[Rows from a dataset]
☆ ☆ ☆ ☆ ☆ ☆ ☆

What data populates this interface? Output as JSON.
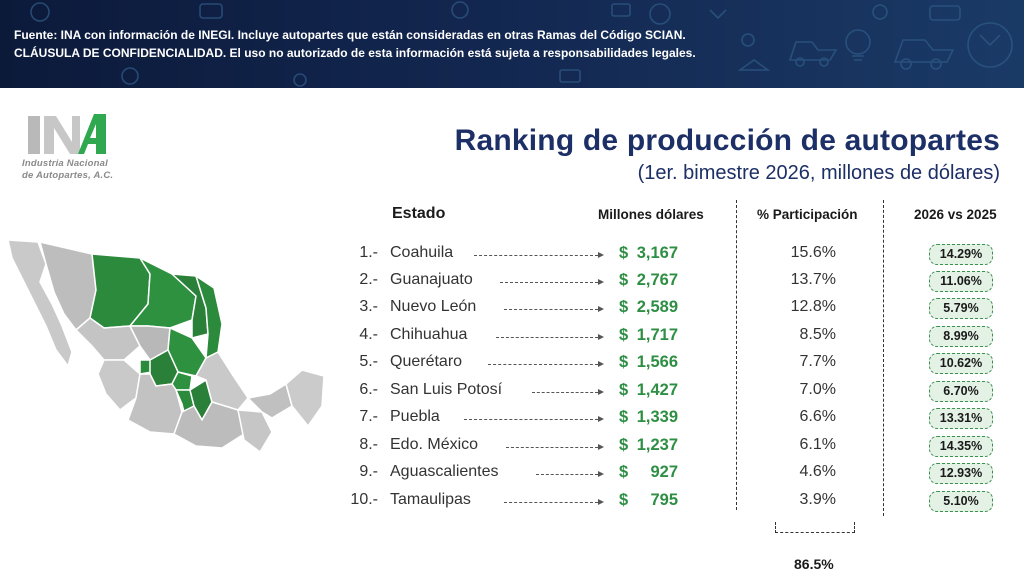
{
  "header": {
    "source_line": "Fuente: INA con información de INEGI. Incluye autopartes que están consideradas en otras Ramas del Código SCIAN.",
    "confidentiality_line": "CLÁUSULA DE CONFIDENCIALIDAD. El uso no autorizado de esta información está sujeta a responsabilidades legales."
  },
  "logo": {
    "org_line1": "Industria Nacional",
    "org_line2": "de Autopartes, A.C.",
    "colors": {
      "gray": "#b9b9b9",
      "green": "#2fa84f"
    }
  },
  "title": "Ranking de producción de autopartes",
  "subtitle": "(1er. bimestre 2026, millones de dólares)",
  "columns": {
    "estado": "Estado",
    "millones": "Millones dólares",
    "participacion": "% Participación",
    "variacion": "2026 vs 2025"
  },
  "currency_symbol": "$",
  "rows": [
    {
      "rank": "1.-",
      "state": "Coahuila",
      "value": "3,167",
      "share": "15.6%",
      "change": "14.29%"
    },
    {
      "rank": "2.-",
      "state": "Guanajuato",
      "value": "2,767",
      "share": "13.7%",
      "change": "11.06%"
    },
    {
      "rank": "3.-",
      "state": "Nuevo León",
      "value": "2,589",
      "share": "12.8%",
      "change": "5.79%"
    },
    {
      "rank": "4.-",
      "state": "Chihuahua",
      "value": "1,717",
      "share": "8.5%",
      "change": "8.99%"
    },
    {
      "rank": "5.-",
      "state": "Querétaro",
      "value": "1,566",
      "share": "7.7%",
      "change": "10.62%"
    },
    {
      "rank": "6.-",
      "state": "San Luis Potosí",
      "value": "1,427",
      "share": "7.0%",
      "change": "6.70%"
    },
    {
      "rank": "7.-",
      "state": "Puebla",
      "value": "1,339",
      "share": "6.6%",
      "change": "13.31%"
    },
    {
      "rank": "8.-",
      "state": "Edo. México",
      "value": "1,237",
      "share": "6.1%",
      "change": "14.35%"
    },
    {
      "rank": "9.-",
      "state": "Aguascalientes",
      "value": "927",
      "share": "4.6%",
      "change": "12.93%"
    },
    {
      "rank": "10.-",
      "state": "Tamaulipas",
      "value": "795",
      "share": "3.9%",
      "change": "5.10%"
    }
  ],
  "total_share": "86.5%",
  "colors": {
    "title": "#1c2f66",
    "value_green": "#2e8f44",
    "badge_bg": "#e4f2e6",
    "map_green": "#2c8a3c",
    "map_gray": "#c9c9c9"
  },
  "map_icon": "mexico-map-icon"
}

☆ ☆ ☆ ☆ ☆ ☆ ☆

**Task requirements**
Retype the data above exactly; pictures are not part of the copy.

**Output of the exercise**
What data populates this interface? Output as JSON.
{
  "header": {
    "source_line": "Fuente: INA con información de INEGI. Incluye autopartes que están consideradas en otras Ramas del Código SCIAN.",
    "confidentiality_line": "CLÁUSULA DE CONFIDENCIALIDAD. El uso no autorizado de esta información está sujeta a responsabilidades legales."
  },
  "logo": {
    "org_line1": "Industria Nacional",
    "org_line2": "de Autopartes, A.C.",
    "colors": {
      "gray": "#b9b9b9",
      "green": "#2fa84f"
    }
  },
  "title": "Ranking de producción de autopartes",
  "subtitle": "(1er. bimestre 2026, millones de dólares)",
  "columns": {
    "estado": "Estado",
    "millones": "Millones dólares",
    "participacion": "% Participación",
    "variacion": "2026 vs 2025"
  },
  "currency_symbol": "$",
  "rows": [
    {
      "rank": "1.-",
      "state": "Coahuila",
      "value": "3,167",
      "share": "15.6%",
      "change": "14.29%"
    },
    {
      "rank": "2.-",
      "state": "Guanajuato",
      "value": "2,767",
      "share": "13.7%",
      "change": "11.06%"
    },
    {
      "rank": "3.-",
      "state": "Nuevo León",
      "value": "2,589",
      "share": "12.8%",
      "change": "5.79%"
    },
    {
      "rank": "4.-",
      "state": "Chihuahua",
      "value": "1,717",
      "share": "8.5%",
      "change": "8.99%"
    },
    {
      "rank": "5.-",
      "state": "Querétaro",
      "value": "1,566",
      "share": "7.7%",
      "change": "10.62%"
    },
    {
      "rank": "6.-",
      "state": "San Luis Potosí",
      "value": "1,427",
      "share": "7.0%",
      "change": "6.70%"
    },
    {
      "rank": "7.-",
      "state": "Puebla",
      "value": "1,339",
      "share": "6.6%",
      "change": "13.31%"
    },
    {
      "rank": "8.-",
      "state": "Edo. México",
      "value": "1,237",
      "share": "6.1%",
      "change": "14.35%"
    },
    {
      "rank": "9.-",
      "state": "Aguascalientes",
      "value": "927",
      "share": "4.6%",
      "change": "12.93%"
    },
    {
      "rank": "10.-",
      "state": "Tamaulipas",
      "value": "795",
      "share": "3.9%",
      "change": "5.10%"
    }
  ],
  "total_share": "86.5%",
  "colors": {
    "title": "#1c2f66",
    "value_green": "#2e8f44",
    "badge_bg": "#e4f2e6",
    "map_green": "#2c8a3c",
    "map_gray": "#c9c9c9"
  },
  "map_icon": "mexico-map-icon"
}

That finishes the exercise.